Stated task:
Copy the lines of each entry below without changing anything.

Task inputs:
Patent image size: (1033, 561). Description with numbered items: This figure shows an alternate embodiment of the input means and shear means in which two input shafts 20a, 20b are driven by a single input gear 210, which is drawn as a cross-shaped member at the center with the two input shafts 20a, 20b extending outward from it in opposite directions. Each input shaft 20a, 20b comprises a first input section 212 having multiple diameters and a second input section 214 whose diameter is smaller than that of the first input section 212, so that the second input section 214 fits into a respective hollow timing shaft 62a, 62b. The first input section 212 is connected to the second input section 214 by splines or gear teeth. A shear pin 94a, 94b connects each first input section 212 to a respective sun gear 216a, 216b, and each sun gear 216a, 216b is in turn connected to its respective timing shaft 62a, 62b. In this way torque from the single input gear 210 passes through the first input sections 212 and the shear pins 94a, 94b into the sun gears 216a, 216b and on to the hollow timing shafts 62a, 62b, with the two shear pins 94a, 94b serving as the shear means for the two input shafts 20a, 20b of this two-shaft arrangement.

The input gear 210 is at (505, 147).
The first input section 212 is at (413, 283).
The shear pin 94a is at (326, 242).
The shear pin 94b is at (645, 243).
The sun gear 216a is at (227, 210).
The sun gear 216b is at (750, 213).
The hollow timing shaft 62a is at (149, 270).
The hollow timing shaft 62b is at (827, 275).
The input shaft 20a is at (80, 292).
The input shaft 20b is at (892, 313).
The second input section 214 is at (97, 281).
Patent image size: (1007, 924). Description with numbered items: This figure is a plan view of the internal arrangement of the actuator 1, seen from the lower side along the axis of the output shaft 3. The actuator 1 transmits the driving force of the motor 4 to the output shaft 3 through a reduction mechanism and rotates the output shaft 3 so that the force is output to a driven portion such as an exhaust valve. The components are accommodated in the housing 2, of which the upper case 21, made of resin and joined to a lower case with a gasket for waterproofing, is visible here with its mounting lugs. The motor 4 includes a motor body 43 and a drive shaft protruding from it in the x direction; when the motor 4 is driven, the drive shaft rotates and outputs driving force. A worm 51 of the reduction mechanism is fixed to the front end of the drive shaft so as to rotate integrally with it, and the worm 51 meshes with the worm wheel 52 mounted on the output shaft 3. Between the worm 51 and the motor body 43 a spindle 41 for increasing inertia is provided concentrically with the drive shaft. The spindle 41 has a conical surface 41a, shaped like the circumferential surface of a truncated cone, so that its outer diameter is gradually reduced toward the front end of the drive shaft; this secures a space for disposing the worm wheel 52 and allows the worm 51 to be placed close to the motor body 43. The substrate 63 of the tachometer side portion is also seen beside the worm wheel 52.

Solution for this problem:
Patent image size: (1033, 561). Description with numbered items: This figure shows an alternate embodiment of the input means and shear means in which two input shafts 20a, 20b are driven by a single input gear 210, which is drawn as a cross-shaped member at the center with the two input shafts 20a, 20b extending outward from it in opposite directions. Each input shaft 20a, 20b comprises a first input section 212 having multiple diameters and a second input section 214 whose diameter is smaller than that of the first input section 212, so that the second input section 214 fits into a respective hollow timing shaft 62a, 62b. The first input section 212 is connected to the second input section 214 by splines or gear teeth. A shear pin 94a, 94b connects each first input section 212 to a respective sun gear 216a, 216b, and each sun gear 216a, 216b is in turn connected to its respective timing shaft 62a, 62b. In this way torque from the single input gear 210 passes through the first input sections 212 and the shear pins 94a, 94b into the sun gears 216a, 216b and on to the hollow timing shafts 62a, 62b, with the two shear pins 94a, 94b serving as the shear means for the two input shafts 20a, 20b of this two-shaft arrangement.

The input gear 210 is at (505, 147).
The first input section 212 is at (413, 283).
The shear pin 94a is at (326, 242).
The shear pin 94b is at (645, 243).
The sun gear 216a is at (227, 210).
The sun gear 216b is at (750, 213).
The hollow timing shaft 62a is at (149, 270).
The hollow timing shaft 62b is at (827, 275).
The input shaft 20a is at (80, 292).
The input shaft 20b is at (892, 313).
The second input section 214 is at (97, 281).
Patent image size: (1007, 924). Description with numbered items: This figure is a plan view of the internal arrangement of the actuator 1, seen from the lower side along the axis of the output shaft 3. The actuator 1 transmits the driving force of the motor 4 to the output shaft 3 through a reduction mechanism and rotates the output shaft 3 so that the force is output to a driven portion such as an exhaust valve. The components are accommodated in the housing 2, of which the upper case 21, made of resin and joined to a lower case with a gasket for waterproofing, is visible here with its mounting lugs. The motor 4 includes a motor body 43 and a drive shaft protruding from it in the x direction; when the motor 4 is driven, the drive shaft rotates and outputs driving force. A worm 51 of the reduction mechanism is fixed to the front end of the drive shaft so as to rotate integrally with it, and the worm 51 meshes with the worm wheel 52 mounted on the output shaft 3. Between the worm 51 and the motor body 43 a spindle 41 for increasing inertia is provided concentrically with the drive shaft. The spindle 41 has a conical surface 41a, shaped like the circumferential surface of a truncated cone, so that its outer diameter is gradually reduced toward the front end of the drive shaft; this secures a space for disposing the worm wheel 52 and allows the worm 51 to be placed close to the motor body 43. The substrate 63 of the tachometer side portion is also seen beside the worm wheel 52.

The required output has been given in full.